_PROVIDED RECORDS:_
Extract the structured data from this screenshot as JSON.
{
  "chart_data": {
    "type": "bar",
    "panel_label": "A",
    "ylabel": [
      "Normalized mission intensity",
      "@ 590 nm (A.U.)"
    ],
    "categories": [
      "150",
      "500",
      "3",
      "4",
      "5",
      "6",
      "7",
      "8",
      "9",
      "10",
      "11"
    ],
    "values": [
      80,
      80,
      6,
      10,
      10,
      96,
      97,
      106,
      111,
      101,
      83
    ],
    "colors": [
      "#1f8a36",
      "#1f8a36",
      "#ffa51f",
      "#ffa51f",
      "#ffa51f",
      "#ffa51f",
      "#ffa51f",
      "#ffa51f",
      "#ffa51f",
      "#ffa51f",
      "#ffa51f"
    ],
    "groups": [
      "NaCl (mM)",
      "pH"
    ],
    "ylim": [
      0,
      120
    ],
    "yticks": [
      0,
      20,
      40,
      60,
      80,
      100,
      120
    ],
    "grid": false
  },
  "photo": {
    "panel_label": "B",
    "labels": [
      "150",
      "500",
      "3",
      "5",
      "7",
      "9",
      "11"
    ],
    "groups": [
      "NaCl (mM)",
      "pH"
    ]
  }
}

_YOUR OBJECTIVE:_
Retype the material above, line by line, exactly.

_TASK SOLUTION:_
Extract the structured data from this screenshot as JSON.
{
  "chart_data": {
    "type": "bar",
    "panel_label": "A",
    "ylabel": [
      "Normalized mission intensity",
      "@ 590 nm (A.U.)"
    ],
    "categories": [
      "150",
      "500",
      "3",
      "4",
      "5",
      "6",
      "7",
      "8",
      "9",
      "10",
      "11"
    ],
    "values": [
      80,
      80,
      6,
      10,
      10,
      96,
      97,
      106,
      111,
      101,
      83
    ],
    "colors": [
      "#1f8a36",
      "#1f8a36",
      "#ffa51f",
      "#ffa51f",
      "#ffa51f",
      "#ffa51f",
      "#ffa51f",
      "#ffa51f",
      "#ffa51f",
      "#ffa51f",
      "#ffa51f"
    ],
    "groups": [
      "NaCl (mM)",
      "pH"
    ],
    "ylim": [
      0,
      120
    ],
    "yticks": [
      0,
      20,
      40,
      60,
      80,
      100,
      120
    ],
    "grid": false
  },
  "photo": {
    "panel_label": "B",
    "labels": [
      "150",
      "500",
      "3",
      "5",
      "7",
      "9",
      "11"
    ],
    "groups": [
      "NaCl (mM)",
      "pH"
    ]
  }
}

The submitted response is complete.